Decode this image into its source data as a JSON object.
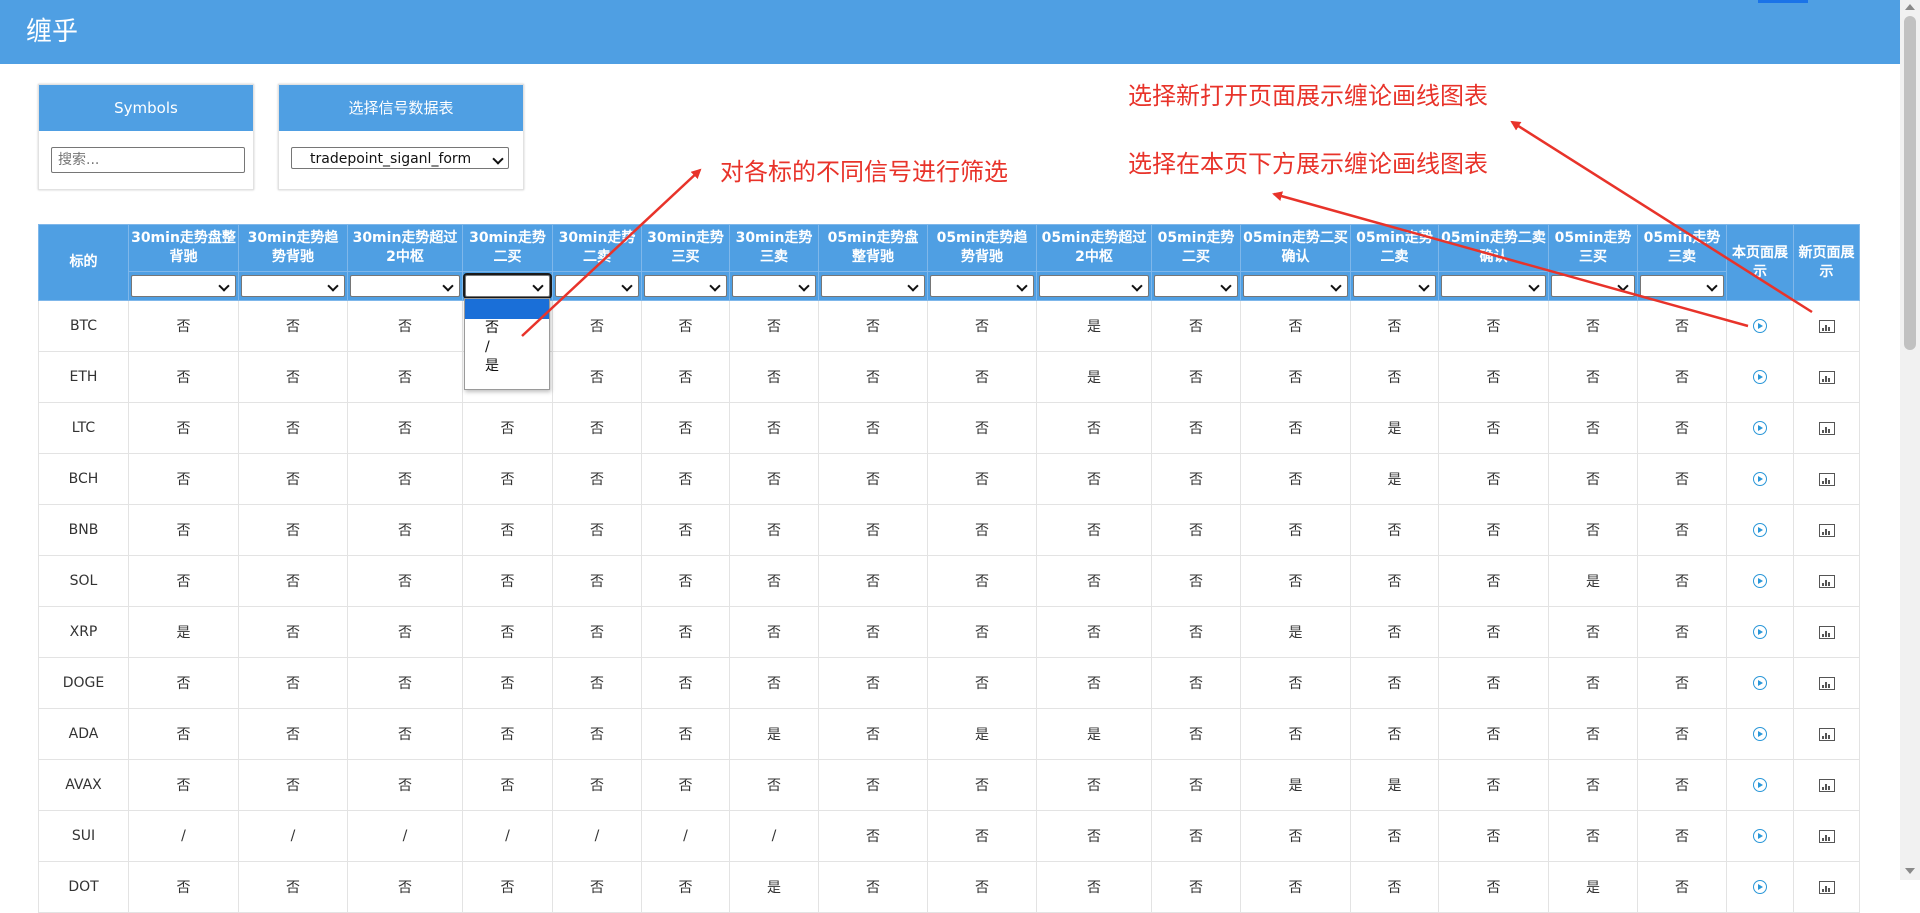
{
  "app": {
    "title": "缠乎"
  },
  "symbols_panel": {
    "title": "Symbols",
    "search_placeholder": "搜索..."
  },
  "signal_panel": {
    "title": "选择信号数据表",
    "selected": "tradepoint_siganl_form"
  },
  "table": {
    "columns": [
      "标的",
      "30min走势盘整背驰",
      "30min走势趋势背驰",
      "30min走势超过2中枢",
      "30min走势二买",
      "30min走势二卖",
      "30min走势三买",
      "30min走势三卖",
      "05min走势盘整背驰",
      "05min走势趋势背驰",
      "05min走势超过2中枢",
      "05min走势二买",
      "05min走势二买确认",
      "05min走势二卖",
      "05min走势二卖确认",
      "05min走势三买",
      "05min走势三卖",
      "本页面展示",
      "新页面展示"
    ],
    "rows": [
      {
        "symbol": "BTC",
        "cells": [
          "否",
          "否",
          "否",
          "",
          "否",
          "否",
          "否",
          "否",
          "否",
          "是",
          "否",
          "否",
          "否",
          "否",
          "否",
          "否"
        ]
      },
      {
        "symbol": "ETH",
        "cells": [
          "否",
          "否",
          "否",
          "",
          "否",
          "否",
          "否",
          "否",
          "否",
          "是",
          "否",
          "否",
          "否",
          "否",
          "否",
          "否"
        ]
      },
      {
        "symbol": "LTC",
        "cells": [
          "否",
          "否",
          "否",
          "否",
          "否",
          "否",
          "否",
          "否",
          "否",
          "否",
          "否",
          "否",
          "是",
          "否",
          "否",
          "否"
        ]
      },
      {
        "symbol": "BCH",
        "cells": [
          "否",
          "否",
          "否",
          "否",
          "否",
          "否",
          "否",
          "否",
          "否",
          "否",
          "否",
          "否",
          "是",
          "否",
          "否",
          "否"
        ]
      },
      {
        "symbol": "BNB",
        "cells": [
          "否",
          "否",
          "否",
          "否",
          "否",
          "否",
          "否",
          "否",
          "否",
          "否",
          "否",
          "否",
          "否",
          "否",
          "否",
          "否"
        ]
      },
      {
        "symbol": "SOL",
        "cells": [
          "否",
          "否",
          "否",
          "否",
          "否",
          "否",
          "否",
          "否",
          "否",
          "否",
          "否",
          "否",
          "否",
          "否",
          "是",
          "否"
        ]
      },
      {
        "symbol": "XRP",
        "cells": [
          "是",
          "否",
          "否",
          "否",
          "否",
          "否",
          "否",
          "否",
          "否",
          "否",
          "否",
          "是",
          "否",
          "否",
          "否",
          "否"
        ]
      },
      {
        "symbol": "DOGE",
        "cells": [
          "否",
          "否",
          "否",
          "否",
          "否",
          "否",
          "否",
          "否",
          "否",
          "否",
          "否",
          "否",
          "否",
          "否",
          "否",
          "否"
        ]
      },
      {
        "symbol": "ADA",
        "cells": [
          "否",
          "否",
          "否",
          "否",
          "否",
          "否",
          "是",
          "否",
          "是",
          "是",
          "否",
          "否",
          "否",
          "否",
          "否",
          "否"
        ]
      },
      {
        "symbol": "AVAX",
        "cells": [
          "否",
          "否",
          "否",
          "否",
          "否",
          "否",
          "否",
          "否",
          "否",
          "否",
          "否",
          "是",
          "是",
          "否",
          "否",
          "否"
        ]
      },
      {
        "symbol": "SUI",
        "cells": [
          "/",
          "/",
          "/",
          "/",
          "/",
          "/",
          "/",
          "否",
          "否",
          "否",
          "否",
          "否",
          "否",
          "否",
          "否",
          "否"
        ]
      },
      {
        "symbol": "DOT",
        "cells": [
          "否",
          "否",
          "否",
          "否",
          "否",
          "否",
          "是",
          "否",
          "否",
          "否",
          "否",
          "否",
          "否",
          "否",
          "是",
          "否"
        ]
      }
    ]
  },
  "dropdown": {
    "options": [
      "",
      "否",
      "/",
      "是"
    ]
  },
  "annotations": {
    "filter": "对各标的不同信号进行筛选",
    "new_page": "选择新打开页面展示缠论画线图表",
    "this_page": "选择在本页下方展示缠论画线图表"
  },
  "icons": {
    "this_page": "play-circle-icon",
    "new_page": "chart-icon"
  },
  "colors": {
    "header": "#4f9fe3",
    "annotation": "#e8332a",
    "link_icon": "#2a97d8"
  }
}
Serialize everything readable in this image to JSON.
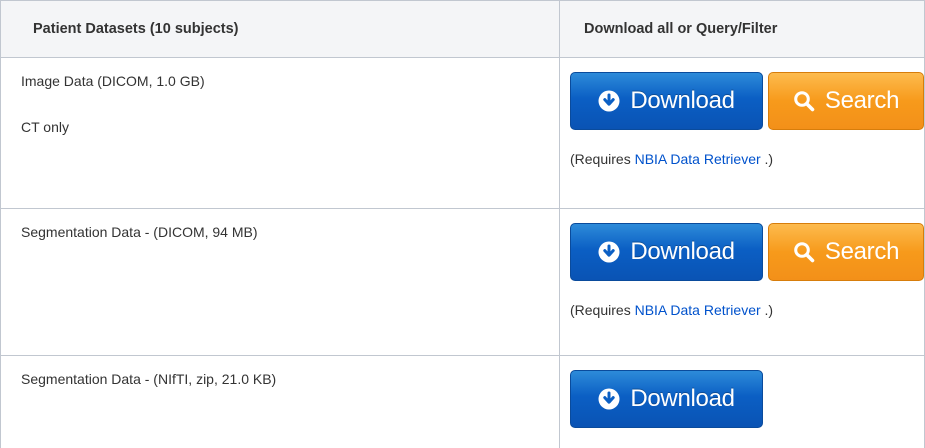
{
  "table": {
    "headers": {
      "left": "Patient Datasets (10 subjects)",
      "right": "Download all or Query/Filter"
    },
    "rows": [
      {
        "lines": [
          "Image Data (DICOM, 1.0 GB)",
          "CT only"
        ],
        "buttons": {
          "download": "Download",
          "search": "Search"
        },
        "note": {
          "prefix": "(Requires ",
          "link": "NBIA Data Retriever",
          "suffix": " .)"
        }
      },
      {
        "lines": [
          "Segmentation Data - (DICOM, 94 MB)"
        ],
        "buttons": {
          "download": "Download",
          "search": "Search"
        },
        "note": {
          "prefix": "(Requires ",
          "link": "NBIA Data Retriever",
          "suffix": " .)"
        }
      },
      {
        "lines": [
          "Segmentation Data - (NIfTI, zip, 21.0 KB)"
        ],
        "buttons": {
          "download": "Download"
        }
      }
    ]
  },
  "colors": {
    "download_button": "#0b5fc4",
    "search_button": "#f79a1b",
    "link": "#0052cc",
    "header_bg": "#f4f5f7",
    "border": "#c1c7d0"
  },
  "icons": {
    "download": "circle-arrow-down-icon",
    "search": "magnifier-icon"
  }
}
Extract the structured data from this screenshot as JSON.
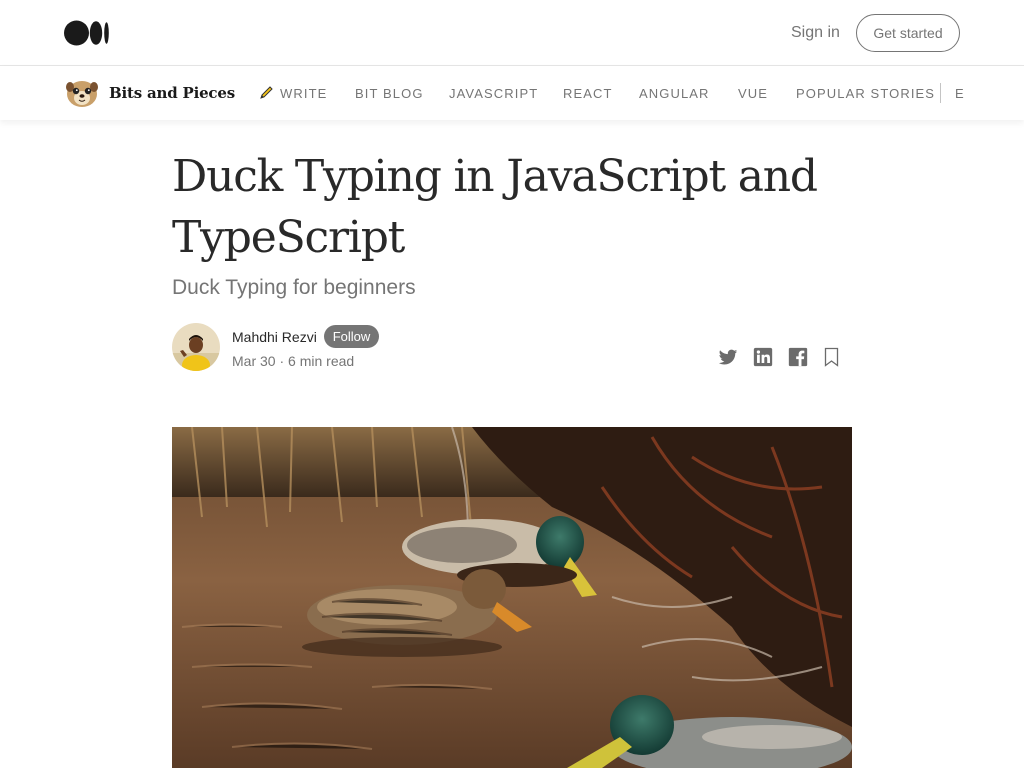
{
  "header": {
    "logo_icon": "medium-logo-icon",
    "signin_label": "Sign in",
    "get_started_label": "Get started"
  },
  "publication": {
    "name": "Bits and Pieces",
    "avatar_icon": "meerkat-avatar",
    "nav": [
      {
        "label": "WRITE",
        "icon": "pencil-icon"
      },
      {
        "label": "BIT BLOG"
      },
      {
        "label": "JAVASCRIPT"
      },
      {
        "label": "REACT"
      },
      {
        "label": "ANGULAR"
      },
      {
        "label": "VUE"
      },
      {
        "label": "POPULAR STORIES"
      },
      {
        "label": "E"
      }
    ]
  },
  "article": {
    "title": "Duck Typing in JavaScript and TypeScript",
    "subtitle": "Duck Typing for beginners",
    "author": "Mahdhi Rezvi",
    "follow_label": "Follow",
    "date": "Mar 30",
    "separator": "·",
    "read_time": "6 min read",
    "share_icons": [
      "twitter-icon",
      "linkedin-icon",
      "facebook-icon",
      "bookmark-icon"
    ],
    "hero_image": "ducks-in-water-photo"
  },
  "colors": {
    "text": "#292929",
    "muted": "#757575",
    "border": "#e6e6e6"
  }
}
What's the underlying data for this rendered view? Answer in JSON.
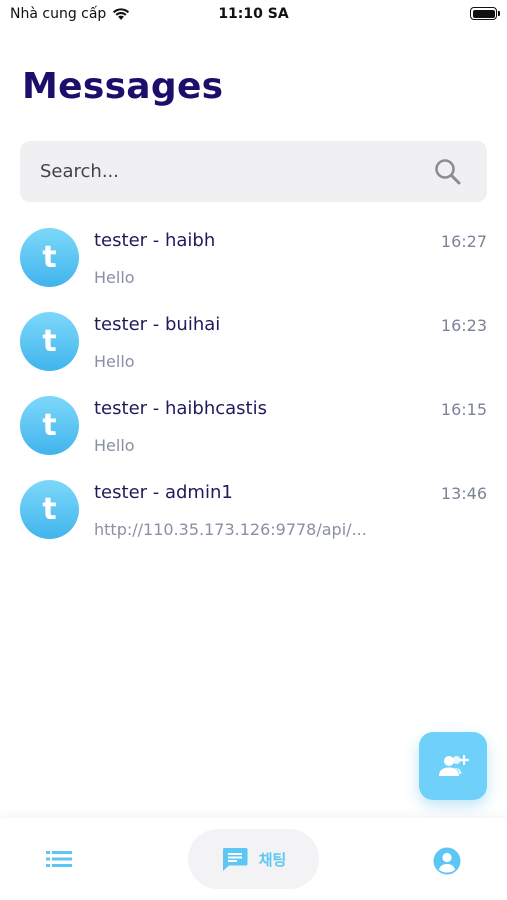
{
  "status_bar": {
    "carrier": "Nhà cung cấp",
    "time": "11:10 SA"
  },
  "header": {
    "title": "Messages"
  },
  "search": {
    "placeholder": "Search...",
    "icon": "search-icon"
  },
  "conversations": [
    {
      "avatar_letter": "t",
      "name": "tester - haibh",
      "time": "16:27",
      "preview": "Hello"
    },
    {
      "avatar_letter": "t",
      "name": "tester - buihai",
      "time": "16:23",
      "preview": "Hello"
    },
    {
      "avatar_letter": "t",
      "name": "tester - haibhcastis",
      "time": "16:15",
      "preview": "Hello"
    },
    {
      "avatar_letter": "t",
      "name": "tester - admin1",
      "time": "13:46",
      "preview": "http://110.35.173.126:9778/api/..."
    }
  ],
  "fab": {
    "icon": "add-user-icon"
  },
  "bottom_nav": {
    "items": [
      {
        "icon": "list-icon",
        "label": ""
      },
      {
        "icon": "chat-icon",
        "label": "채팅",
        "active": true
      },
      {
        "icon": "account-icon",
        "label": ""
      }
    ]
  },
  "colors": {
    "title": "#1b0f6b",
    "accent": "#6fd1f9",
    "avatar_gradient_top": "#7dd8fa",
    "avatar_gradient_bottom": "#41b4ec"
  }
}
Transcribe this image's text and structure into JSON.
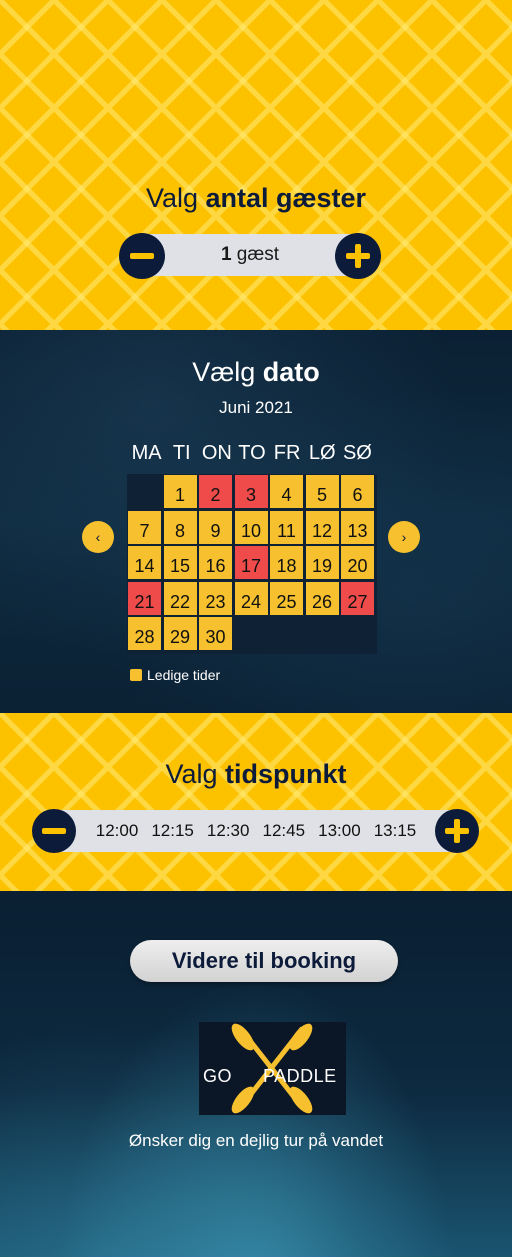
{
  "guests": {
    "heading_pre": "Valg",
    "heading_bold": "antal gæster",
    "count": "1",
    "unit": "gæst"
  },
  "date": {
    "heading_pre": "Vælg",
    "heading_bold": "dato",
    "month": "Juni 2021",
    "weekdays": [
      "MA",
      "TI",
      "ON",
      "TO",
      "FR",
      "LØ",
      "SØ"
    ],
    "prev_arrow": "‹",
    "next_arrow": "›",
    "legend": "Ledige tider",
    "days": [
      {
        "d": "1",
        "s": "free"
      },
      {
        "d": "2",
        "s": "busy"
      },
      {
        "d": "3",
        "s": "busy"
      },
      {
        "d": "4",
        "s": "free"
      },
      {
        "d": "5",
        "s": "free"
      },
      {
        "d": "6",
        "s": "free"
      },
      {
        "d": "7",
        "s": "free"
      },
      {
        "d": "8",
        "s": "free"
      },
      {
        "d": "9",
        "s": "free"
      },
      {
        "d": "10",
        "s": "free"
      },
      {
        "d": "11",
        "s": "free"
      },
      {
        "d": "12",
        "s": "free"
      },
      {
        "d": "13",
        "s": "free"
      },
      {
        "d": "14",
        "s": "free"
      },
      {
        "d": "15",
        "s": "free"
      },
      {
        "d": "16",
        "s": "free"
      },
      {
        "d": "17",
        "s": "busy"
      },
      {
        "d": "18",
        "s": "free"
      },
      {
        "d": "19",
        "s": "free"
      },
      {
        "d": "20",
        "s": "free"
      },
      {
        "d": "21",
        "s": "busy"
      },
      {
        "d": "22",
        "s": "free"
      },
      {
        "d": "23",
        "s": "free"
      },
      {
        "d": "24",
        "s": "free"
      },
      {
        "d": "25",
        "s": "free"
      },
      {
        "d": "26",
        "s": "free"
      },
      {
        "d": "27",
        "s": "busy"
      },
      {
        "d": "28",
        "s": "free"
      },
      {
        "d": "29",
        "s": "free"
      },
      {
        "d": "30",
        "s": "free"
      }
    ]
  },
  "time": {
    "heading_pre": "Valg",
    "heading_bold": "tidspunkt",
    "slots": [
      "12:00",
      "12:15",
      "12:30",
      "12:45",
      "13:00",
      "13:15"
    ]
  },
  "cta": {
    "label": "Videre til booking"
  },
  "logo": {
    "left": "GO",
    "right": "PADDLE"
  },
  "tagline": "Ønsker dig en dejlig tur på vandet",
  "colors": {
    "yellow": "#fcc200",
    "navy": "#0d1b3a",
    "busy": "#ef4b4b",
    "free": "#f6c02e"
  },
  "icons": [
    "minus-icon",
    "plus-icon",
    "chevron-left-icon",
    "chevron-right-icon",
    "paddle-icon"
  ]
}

◆ **WHAT NEEDS TO BE DONE**: Count the lines of the material that include the word "chevron", then report only the total.

◆ **ANSWER TO THIS PROBLEM**: 2